-- TESTO FORNITO --
Nel Dicembre del 2008 quando vidi disponibile l'acquisto del nuovo album (secondo full lenght) della band tedesca non credevo quasi ai miei occhi... l'avevo atteso per molto, moltissimo tempo e la speranza di vederlo prima dell'inizio dell'anno seguente era ormai vana. Invece, con mia grossa sorpresa, quasi come un fulmine a ciel sereno "Cease To Live" dei Luror era finalmente stato stampato. Devo ammettere di avere un debole per questa band teutonica che nel corso degli anni ha saputo mantenere la proposta musicale ad altissimi livelli, basti pensare allo split LP con i connazionali Nachtfalke, quello con gli Eternity o l'EP "Lucifer's Dawn" per farsene un'idea (oltre che al già recensito debut album), nonostante purtroppo la prolificità non sia una delle caratteristiche primarie dei Luror. E' oltremodo vero che Unhold è impegnato in parecchi gruppi e che forse i Luror non sono la sua occupazione principale, ma finchè sfornerà simili release non mi perderò di certo i lavori di questa band.
Inizialmente ero quasi preoccupato, non sapevo cosa aspettarmi dal nuovo disco, sicuramente non un clone del primo full lenght considerando anche la distanza di tempo "siderale" tra i due. Tutte le mie perplessità si sono dissipate invece in un lampo inserendo il dischetto nello stereo ed azionando il tasto play. Il nuovo "Cease To Live" parte subito per la tangente senza pietà lasciando poco spazio all'immaginazione e tanto al black metal spietato e senza fronzoli. E' diverso dalle precedenti release, è sempre personale ed anche riconoscibile come stile, un disco monolitico, compatto e distruttivo. Sa far male quando pigia sull'acceleratore, sa affascinare quando vuole lasciare un minimo di spazio a tempi più ariosi e meno veloci. Una corazza difficile da scalfire e senza distrazioni per l'ascoltatore. Non vorrei addentrarmi troppo nello specifico delle canzoni, ma risulta difficile non spendere due parole d'elogio per alcune di queste, ad esempio per "...Of Good Will", semplicemente maestosa, molto malinconica nella fase iniziale, per poi diventare triste ed inesorabile grazie all'interpretazione vocale di Unhold, per poi cambiare ancora e diventare veloce ed aggressiva.
Non è chiaramente l'unica traccia degna di nota, qua nulla è stato lasciato al caso e nulla è stato composto in modo "riempitivo". Basta ascoltare la stessa title track oppure la crudele ed aggressiva "Boundaries Of Evil" per rendersene conto. Il tocco finale viene sugellato con "Already Dead", lenta, solenne e malinconica che altro non fa che accrescere la bellezza ed il fascino di questa release. Questo nuovo "Cease To Live" mi ha stregato perchè difficilmente si trovano album completi e su questi alti standard qualitativi. Black metal massiccio con quel tocco malinconico che non guasta unito ad una lucida follia interpretativa, già peraltro trovata anche in precedenti release dei Luror, l'EP "Lucifer's Dawn" ne è un esempio con l'ultima song "Through An Atmosphere Of Death Pt.2".

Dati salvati
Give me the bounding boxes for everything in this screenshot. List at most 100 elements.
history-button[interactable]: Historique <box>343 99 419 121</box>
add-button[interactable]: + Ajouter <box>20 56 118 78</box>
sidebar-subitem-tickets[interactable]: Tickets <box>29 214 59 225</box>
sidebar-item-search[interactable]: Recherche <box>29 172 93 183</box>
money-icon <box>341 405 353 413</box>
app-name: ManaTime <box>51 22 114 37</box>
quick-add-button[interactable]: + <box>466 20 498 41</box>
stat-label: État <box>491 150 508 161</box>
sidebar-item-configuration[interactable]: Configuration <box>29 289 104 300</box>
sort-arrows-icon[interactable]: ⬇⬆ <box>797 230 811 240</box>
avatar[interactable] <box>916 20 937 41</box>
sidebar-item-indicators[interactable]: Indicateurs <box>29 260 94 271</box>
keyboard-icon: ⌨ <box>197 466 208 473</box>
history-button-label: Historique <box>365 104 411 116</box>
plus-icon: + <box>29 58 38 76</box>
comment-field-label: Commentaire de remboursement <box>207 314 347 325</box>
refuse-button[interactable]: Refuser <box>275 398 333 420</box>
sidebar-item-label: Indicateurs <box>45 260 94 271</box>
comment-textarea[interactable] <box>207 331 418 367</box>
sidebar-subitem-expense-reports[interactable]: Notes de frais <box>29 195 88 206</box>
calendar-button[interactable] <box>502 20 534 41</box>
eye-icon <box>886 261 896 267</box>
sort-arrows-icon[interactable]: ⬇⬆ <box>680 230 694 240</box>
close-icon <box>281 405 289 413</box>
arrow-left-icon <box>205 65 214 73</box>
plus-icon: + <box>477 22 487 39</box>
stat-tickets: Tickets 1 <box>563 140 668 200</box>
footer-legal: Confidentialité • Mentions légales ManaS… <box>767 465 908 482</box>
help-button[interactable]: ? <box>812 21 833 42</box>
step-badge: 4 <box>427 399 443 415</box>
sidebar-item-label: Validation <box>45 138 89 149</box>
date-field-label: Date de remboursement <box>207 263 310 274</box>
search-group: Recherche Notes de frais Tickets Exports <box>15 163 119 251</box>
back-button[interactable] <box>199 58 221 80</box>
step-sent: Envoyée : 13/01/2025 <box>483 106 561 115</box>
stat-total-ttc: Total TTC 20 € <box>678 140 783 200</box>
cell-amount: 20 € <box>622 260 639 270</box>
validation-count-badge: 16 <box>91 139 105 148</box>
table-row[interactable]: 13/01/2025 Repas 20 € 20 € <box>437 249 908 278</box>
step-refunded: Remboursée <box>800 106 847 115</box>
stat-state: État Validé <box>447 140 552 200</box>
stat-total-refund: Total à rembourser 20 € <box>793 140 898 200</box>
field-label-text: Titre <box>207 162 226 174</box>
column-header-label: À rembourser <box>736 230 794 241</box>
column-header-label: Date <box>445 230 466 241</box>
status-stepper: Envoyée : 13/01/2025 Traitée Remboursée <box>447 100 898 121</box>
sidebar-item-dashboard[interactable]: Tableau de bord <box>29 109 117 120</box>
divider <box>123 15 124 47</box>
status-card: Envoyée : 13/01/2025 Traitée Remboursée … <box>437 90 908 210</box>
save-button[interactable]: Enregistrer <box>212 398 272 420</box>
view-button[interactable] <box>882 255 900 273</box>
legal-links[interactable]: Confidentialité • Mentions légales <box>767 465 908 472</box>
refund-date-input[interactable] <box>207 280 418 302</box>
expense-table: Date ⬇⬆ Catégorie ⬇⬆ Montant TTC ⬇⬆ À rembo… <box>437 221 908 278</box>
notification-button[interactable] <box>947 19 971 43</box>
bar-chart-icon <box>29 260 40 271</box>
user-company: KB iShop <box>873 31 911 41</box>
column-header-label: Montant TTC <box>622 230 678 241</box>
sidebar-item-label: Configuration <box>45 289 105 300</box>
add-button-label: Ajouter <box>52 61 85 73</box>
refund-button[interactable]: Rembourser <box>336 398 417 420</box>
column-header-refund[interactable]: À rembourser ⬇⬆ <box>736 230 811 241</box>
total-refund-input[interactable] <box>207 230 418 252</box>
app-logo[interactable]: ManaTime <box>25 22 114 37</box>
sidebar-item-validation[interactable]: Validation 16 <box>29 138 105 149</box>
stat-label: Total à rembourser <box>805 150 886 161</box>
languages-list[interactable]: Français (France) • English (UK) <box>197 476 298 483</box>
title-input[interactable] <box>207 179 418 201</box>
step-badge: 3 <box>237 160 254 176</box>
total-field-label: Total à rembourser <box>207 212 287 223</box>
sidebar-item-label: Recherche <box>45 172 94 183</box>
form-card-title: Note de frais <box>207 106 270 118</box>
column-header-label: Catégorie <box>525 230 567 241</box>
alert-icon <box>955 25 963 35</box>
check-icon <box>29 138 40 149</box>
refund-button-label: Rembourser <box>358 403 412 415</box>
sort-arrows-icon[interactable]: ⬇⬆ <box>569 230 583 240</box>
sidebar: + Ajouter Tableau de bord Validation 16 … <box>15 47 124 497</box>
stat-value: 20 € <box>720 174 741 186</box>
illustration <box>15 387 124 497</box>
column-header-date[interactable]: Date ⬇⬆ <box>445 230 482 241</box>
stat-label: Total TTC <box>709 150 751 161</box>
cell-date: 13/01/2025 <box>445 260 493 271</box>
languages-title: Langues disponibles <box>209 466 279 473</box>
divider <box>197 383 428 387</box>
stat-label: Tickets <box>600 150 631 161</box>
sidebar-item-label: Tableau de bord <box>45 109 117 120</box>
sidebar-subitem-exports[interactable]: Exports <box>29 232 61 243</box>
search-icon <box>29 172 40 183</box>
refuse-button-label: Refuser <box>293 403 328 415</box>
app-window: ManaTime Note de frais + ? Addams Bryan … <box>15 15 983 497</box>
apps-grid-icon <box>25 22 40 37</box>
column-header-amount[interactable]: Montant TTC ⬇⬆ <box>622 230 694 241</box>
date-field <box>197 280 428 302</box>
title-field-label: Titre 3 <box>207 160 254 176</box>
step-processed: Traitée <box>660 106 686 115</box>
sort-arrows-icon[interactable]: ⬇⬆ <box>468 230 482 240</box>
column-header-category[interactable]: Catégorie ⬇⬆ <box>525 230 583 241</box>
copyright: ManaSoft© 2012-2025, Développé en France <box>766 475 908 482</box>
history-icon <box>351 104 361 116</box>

-- COSA FARE --
Secondo la recensione di "Cease To Live", in quale mese e anno l'autore vide l'album disponibile per l'acquisto?

-- LA TUA RISPOSTA --
Nel dicembre del 2008.